Data entries for graphics:
------------------------------
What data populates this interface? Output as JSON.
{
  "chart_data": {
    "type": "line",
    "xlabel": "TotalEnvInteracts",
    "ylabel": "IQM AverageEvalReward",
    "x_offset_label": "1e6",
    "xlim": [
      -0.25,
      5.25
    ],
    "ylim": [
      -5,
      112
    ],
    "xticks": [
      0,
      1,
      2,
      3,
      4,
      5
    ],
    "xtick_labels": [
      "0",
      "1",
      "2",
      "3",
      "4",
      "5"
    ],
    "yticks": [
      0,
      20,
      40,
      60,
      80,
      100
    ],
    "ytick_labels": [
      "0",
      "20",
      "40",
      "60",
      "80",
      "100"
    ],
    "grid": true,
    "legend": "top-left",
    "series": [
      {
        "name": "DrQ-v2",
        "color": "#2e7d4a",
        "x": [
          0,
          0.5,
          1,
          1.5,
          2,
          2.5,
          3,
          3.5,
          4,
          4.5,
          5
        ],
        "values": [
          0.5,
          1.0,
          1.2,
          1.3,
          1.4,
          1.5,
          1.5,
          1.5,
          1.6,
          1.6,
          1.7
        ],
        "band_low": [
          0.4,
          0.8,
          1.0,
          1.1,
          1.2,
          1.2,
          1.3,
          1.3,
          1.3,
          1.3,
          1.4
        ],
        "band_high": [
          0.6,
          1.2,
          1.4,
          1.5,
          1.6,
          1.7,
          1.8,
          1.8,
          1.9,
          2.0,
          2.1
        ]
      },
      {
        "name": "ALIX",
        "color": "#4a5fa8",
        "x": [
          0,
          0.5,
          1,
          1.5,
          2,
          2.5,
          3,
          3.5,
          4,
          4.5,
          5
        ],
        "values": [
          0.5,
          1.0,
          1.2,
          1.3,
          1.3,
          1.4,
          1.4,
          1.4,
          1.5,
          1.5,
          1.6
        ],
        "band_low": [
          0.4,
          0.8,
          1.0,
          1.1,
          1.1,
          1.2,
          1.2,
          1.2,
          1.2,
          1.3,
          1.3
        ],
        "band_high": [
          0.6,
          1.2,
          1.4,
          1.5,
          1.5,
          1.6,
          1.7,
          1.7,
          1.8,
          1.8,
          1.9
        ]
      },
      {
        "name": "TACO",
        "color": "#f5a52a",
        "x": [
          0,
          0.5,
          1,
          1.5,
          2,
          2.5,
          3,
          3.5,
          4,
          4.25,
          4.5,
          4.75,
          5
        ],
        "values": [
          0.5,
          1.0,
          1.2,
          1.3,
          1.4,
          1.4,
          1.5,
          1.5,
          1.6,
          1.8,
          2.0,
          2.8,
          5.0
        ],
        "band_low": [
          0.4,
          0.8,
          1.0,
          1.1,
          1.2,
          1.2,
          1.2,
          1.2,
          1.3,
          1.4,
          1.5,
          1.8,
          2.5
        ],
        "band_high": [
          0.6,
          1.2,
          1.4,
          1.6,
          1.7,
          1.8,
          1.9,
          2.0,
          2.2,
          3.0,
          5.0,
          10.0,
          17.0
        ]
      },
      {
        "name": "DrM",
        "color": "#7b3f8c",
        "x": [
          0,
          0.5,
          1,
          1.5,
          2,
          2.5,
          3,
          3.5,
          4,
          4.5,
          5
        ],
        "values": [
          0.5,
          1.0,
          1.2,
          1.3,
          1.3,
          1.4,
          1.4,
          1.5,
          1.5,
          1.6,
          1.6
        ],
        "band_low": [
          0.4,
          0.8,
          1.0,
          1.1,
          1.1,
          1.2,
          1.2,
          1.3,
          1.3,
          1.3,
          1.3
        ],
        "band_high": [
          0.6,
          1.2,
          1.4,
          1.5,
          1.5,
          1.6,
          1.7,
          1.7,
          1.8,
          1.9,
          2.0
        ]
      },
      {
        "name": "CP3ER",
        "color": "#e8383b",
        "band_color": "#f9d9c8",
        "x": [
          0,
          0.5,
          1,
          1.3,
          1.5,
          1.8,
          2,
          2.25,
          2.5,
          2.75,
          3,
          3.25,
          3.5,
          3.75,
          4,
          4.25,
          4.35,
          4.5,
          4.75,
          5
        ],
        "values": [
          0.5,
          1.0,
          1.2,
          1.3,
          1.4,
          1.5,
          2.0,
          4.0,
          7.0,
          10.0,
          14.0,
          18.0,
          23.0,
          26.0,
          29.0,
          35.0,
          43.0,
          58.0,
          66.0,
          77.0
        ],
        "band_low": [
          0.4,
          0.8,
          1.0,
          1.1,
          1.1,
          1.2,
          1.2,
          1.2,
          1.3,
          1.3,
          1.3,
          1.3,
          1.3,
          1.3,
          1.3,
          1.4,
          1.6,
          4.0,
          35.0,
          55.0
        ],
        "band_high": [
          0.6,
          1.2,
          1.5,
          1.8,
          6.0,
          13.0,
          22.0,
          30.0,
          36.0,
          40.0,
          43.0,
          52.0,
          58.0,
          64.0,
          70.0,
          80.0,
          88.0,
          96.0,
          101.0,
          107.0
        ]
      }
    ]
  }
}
------------------------------
### WORK TO DO
Return the material in full, exactly as shown.

### SOLUTION FOR THIS TASK
What data populates this interface? Output as JSON.
{
  "chart_data": {
    "type": "line",
    "xlabel": "TotalEnvInteracts",
    "ylabel": "IQM AverageEvalReward",
    "x_offset_label": "1e6",
    "xlim": [
      -0.25,
      5.25
    ],
    "ylim": [
      -5,
      112
    ],
    "xticks": [
      0,
      1,
      2,
      3,
      4,
      5
    ],
    "xtick_labels": [
      "0",
      "1",
      "2",
      "3",
      "4",
      "5"
    ],
    "yticks": [
      0,
      20,
      40,
      60,
      80,
      100
    ],
    "ytick_labels": [
      "0",
      "20",
      "40",
      "60",
      "80",
      "100"
    ],
    "grid": true,
    "legend": "top-left",
    "series": [
      {
        "name": "DrQ-v2",
        "color": "#2e7d4a",
        "x": [
          0,
          0.5,
          1,
          1.5,
          2,
          2.5,
          3,
          3.5,
          4,
          4.5,
          5
        ],
        "values": [
          0.5,
          1.0,
          1.2,
          1.3,
          1.4,
          1.5,
          1.5,
          1.5,
          1.6,
          1.6,
          1.7
        ],
        "band_low": [
          0.4,
          0.8,
          1.0,
          1.1,
          1.2,
          1.2,
          1.3,
          1.3,
          1.3,
          1.3,
          1.4
        ],
        "band_high": [
          0.6,
          1.2,
          1.4,
          1.5,
          1.6,
          1.7,
          1.8,
          1.8,
          1.9,
          2.0,
          2.1
        ]
      },
      {
        "name": "ALIX",
        "color": "#4a5fa8",
        "x": [
          0,
          0.5,
          1,
          1.5,
          2,
          2.5,
          3,
          3.5,
          4,
          4.5,
          5
        ],
        "values": [
          0.5,
          1.0,
          1.2,
          1.3,
          1.3,
          1.4,
          1.4,
          1.4,
          1.5,
          1.5,
          1.6
        ],
        "band_low": [
          0.4,
          0.8,
          1.0,
          1.1,
          1.1,
          1.2,
          1.2,
          1.2,
          1.2,
          1.3,
          1.3
        ],
        "band_high": [
          0.6,
          1.2,
          1.4,
          1.5,
          1.5,
          1.6,
          1.7,
          1.7,
          1.8,
          1.8,
          1.9
        ]
      },
      {
        "name": "TACO",
        "color": "#f5a52a",
        "x": [
          0,
          0.5,
          1,
          1.5,
          2,
          2.5,
          3,
          3.5,
          4,
          4.25,
          4.5,
          4.75,
          5
        ],
        "values": [
          0.5,
          1.0,
          1.2,
          1.3,
          1.4,
          1.4,
          1.5,
          1.5,
          1.6,
          1.8,
          2.0,
          2.8,
          5.0
        ],
        "band_low": [
          0.4,
          0.8,
          1.0,
          1.1,
          1.2,
          1.2,
          1.2,
          1.2,
          1.3,
          1.4,
          1.5,
          1.8,
          2.5
        ],
        "band_high": [
          0.6,
          1.2,
          1.4,
          1.6,
          1.7,
          1.8,
          1.9,
          2.0,
          2.2,
          3.0,
          5.0,
          10.0,
          17.0
        ]
      },
      {
        "name": "DrM",
        "color": "#7b3f8c",
        "x": [
          0,
          0.5,
          1,
          1.5,
          2,
          2.5,
          3,
          3.5,
          4,
          4.5,
          5
        ],
        "values": [
          0.5,
          1.0,
          1.2,
          1.3,
          1.3,
          1.4,
          1.4,
          1.5,
          1.5,
          1.6,
          1.6
        ],
        "band_low": [
          0.4,
          0.8,
          1.0,
          1.1,
          1.1,
          1.2,
          1.2,
          1.3,
          1.3,
          1.3,
          1.3
        ],
        "band_high": [
          0.6,
          1.2,
          1.4,
          1.5,
          1.5,
          1.6,
          1.7,
          1.7,
          1.8,
          1.9,
          2.0
        ]
      },
      {
        "name": "CP3ER",
        "color": "#e8383b",
        "band_color": "#f9d9c8",
        "x": [
          0,
          0.5,
          1,
          1.3,
          1.5,
          1.8,
          2,
          2.25,
          2.5,
          2.75,
          3,
          3.25,
          3.5,
          3.75,
          4,
          4.25,
          4.35,
          4.5,
          4.75,
          5
        ],
        "values": [
          0.5,
          1.0,
          1.2,
          1.3,
          1.4,
          1.5,
          2.0,
          4.0,
          7.0,
          10.0,
          14.0,
          18.0,
          23.0,
          26.0,
          29.0,
          35.0,
          43.0,
          58.0,
          66.0,
          77.0
        ],
        "band_low": [
          0.4,
          0.8,
          1.0,
          1.1,
          1.1,
          1.2,
          1.2,
          1.2,
          1.3,
          1.3,
          1.3,
          1.3,
          1.3,
          1.3,
          1.3,
          1.4,
          1.6,
          4.0,
          35.0,
          55.0
        ],
        "band_high": [
          0.6,
          1.2,
          1.5,
          1.8,
          6.0,
          13.0,
          22.0,
          30.0,
          36.0,
          40.0,
          43.0,
          52.0,
          58.0,
          64.0,
          70.0,
          80.0,
          88.0,
          96.0,
          101.0,
          107.0
        ]
      }
    ]
  }
}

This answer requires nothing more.